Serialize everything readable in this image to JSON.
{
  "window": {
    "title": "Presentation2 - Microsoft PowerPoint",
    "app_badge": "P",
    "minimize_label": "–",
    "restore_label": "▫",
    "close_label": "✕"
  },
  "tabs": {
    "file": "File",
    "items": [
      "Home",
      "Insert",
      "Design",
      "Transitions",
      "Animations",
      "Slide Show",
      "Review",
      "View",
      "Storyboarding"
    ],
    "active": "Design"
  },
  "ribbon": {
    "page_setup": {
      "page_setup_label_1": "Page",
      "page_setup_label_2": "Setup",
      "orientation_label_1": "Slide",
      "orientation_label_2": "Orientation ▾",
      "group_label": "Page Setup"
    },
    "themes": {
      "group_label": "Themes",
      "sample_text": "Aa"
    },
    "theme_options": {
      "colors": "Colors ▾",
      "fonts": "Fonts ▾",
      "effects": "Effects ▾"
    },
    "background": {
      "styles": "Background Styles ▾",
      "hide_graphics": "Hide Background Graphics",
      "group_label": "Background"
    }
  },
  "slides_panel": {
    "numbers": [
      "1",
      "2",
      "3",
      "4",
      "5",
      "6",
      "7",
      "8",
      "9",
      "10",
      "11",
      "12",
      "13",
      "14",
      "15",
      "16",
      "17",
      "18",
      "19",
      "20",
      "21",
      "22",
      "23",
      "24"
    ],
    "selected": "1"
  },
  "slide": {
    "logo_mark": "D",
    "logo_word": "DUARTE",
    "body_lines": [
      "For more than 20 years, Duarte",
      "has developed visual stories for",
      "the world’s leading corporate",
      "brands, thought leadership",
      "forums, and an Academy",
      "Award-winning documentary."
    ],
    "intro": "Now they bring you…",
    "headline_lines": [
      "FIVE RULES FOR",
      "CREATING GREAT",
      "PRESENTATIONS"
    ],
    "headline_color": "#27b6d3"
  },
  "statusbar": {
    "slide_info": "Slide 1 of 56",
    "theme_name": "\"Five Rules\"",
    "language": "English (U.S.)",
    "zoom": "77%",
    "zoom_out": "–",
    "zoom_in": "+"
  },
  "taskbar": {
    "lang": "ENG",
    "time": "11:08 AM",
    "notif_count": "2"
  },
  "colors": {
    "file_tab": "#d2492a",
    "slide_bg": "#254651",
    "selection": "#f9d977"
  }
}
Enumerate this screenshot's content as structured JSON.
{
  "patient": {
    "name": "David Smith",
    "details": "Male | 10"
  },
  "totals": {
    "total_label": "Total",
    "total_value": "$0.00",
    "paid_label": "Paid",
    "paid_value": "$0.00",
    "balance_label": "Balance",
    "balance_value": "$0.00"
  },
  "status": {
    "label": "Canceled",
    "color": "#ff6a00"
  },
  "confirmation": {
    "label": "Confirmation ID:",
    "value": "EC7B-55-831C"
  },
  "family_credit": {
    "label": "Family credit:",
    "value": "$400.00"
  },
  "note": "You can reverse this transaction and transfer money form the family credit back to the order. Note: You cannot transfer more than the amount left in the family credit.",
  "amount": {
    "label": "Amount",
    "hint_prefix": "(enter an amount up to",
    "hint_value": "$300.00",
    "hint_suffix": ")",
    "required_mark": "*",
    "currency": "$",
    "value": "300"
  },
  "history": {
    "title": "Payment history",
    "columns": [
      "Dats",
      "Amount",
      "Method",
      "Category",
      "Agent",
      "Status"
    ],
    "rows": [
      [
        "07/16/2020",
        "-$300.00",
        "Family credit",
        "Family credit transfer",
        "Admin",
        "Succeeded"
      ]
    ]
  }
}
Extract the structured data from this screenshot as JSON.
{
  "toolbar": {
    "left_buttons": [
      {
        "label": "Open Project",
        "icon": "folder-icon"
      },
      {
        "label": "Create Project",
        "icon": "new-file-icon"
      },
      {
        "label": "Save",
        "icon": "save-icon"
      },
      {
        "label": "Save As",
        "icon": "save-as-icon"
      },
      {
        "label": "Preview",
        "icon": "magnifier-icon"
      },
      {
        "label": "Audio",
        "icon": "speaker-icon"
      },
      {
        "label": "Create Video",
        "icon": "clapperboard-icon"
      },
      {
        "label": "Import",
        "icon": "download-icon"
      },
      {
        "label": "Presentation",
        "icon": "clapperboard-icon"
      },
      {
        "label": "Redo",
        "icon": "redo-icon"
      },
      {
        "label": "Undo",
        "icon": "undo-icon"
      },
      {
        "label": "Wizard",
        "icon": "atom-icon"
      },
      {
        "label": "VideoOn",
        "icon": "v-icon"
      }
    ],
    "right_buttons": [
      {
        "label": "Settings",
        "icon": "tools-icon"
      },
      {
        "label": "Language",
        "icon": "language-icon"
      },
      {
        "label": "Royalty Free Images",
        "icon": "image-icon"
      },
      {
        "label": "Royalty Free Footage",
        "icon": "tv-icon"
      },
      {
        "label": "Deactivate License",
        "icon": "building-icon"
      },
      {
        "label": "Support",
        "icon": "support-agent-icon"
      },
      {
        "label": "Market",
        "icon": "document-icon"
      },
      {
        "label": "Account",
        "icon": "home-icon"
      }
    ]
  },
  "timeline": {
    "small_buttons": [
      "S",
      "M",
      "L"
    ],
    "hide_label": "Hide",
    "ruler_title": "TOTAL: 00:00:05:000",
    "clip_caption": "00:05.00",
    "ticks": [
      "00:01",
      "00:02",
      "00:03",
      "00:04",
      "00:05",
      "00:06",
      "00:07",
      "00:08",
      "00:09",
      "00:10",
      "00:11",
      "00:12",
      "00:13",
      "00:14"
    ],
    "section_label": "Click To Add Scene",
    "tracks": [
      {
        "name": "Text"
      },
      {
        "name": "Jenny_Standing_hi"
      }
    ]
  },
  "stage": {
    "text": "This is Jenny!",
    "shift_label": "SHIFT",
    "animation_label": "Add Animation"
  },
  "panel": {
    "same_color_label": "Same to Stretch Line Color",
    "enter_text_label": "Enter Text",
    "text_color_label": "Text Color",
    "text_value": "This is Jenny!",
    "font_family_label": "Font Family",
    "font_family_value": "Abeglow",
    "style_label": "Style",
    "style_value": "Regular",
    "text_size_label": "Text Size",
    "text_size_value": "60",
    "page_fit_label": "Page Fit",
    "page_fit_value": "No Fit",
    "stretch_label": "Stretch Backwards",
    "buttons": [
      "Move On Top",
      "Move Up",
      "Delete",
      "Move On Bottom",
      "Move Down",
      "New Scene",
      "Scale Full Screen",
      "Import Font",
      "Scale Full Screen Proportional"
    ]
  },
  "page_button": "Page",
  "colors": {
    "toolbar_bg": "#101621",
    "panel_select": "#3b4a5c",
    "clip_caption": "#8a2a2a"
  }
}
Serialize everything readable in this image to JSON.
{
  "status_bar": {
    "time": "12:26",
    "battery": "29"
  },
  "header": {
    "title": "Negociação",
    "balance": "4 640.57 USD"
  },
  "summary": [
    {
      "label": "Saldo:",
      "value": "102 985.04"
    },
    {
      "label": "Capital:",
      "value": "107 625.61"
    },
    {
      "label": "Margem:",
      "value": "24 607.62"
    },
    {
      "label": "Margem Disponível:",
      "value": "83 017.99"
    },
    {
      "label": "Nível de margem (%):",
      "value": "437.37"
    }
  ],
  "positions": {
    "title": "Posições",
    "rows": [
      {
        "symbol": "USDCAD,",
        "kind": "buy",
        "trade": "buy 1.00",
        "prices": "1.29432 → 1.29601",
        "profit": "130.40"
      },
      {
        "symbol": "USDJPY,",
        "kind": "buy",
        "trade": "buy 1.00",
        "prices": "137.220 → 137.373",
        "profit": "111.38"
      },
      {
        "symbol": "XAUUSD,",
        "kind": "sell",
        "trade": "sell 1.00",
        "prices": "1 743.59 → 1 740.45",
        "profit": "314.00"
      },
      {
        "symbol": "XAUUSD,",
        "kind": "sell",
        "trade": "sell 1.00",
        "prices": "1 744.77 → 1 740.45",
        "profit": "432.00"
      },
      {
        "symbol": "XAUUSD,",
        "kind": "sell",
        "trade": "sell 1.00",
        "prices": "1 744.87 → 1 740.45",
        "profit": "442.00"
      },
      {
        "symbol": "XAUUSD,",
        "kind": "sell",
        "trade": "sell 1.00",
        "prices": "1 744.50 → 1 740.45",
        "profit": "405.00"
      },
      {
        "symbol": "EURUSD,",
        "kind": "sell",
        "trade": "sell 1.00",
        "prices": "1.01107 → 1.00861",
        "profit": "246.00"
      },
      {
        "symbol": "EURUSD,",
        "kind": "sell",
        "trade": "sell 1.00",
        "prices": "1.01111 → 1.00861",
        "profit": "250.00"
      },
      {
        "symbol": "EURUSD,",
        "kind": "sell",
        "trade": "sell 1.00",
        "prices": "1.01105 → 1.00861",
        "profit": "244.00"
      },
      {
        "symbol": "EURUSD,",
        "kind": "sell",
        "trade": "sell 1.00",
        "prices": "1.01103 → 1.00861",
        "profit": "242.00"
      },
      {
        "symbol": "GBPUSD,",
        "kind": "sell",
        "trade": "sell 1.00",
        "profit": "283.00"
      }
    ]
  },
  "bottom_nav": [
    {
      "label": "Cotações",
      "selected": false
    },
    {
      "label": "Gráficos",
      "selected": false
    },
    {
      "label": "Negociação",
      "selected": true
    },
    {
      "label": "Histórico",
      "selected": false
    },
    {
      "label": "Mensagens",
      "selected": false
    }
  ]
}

◆ ◆ ◆

● **TO BE DONE**:
Check every line for "Move" and show the ones that have it.

● **RESPONSE**:
      "Move On Top",
      "Move Up",
      "Move On Bottom",
      "Move Down",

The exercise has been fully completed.